'''

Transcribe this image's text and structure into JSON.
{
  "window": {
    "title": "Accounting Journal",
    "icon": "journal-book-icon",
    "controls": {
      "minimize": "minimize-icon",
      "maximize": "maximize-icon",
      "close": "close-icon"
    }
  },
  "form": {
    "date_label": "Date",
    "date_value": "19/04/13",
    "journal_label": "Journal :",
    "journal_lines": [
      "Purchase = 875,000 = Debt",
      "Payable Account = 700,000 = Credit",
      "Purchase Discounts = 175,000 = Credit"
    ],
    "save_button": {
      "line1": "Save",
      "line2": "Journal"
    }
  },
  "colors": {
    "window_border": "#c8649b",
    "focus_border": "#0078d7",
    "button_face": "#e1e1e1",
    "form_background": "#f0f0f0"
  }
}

'''

### PROBLEM TO WORK ON
From the entries, report each line that includes the word "icon".

### SOLVED PROBLEM
    "icon": "journal-book-icon",
      "minimize": "minimize-icon",
      "maximize": "maximize-icon",
      "close": "close-icon"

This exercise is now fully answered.